# Ball python at a local pet store



## bigredjeep (Jul 12, 2007)

anyone lookin to buy a ball python in New Hampshire should go to Plymouth aquarium, they have a big one, around 3 feet for 150. From what i saw he was extremely freindly and healthy..they have him in a tiny tank too so i feel bad..jus thought someone here might be interested


----------



## jmax611 (Aug 6, 2006)

i bought a baby at petsmart for $25


----------



## bigredjeep (Jul 12, 2007)

jmax611 said:


> i bought a baby at petsmart for $25


Oh, i hate snakes and dont know nuttin about them i saw the 3 footer next to the smaller ones that were 100, so i figured it was a good deal on the big one, but guess not


----------



## Mettle (Dec 29, 2003)

Prices are all relative to your location, time of year and source of the animals in question.

Something that comes for $25 at a Petsmart is not likely to be the same level of quality that you get from a decent breeder for maybe twice as much. And generally pet stores have higher prices on their animals due to the necessary mark-up. (This isn't meant to knock your purchase, jmax, just stating some of the facts when it comes to the matter.)


----------



## bigredjeep (Jul 12, 2007)

o i didnt buy it, i saw it nearly crapped myself and walked away swiftly (step down from a run). I just thought it mighta been a good deal and thought someone here mighta been interested


----------

_Excerpted data_

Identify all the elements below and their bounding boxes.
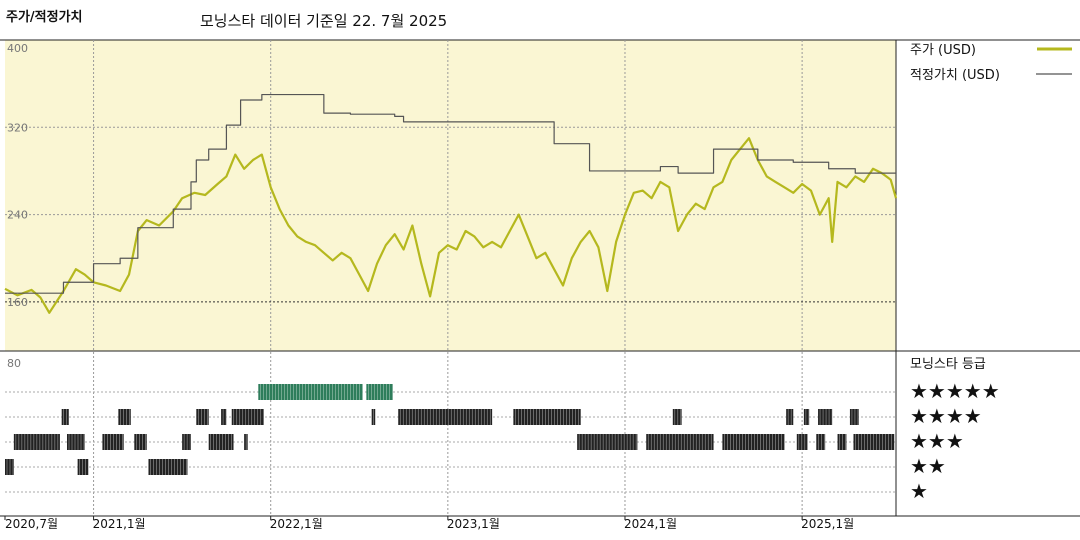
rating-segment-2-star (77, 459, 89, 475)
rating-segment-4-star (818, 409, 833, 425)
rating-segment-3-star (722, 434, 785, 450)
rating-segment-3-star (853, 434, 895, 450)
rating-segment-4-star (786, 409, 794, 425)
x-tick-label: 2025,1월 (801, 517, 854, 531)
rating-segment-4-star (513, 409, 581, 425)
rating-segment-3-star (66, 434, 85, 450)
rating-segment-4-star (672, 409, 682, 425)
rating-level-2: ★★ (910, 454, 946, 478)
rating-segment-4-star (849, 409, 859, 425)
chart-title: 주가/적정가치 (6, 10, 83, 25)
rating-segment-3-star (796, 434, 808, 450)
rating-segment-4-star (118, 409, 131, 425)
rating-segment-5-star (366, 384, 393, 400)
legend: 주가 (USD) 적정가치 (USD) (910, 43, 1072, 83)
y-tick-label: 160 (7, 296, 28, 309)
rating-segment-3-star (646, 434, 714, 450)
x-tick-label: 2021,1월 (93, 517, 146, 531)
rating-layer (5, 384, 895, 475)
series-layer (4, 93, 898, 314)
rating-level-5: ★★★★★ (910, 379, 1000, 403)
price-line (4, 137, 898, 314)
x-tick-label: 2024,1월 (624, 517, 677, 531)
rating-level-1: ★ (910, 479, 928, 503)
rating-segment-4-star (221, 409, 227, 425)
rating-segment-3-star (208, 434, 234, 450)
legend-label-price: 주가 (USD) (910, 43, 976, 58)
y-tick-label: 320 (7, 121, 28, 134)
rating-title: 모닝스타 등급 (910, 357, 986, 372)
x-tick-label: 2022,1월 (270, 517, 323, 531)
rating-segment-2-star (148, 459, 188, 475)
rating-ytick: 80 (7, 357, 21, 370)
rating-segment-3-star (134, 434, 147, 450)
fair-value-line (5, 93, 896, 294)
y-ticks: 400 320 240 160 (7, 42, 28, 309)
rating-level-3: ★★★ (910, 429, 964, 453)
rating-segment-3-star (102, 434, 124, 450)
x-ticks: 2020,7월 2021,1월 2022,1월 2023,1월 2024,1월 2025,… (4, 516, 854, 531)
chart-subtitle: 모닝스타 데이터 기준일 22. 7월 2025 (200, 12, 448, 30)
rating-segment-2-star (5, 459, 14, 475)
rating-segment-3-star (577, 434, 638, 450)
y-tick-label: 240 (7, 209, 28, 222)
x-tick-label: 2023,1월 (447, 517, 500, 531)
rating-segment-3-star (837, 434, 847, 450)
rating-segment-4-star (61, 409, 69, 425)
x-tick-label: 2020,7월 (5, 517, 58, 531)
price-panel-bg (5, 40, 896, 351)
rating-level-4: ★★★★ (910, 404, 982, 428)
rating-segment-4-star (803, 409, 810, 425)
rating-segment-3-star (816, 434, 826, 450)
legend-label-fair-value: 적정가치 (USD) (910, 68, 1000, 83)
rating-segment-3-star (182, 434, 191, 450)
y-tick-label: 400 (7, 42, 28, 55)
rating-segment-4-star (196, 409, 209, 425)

_Problem description_
In the ball python thread, what price did Plymouth aquarium ask for its snake of around 3 feet? Rely only on the ball python thread, not on the data.

_Reply to the task_
$150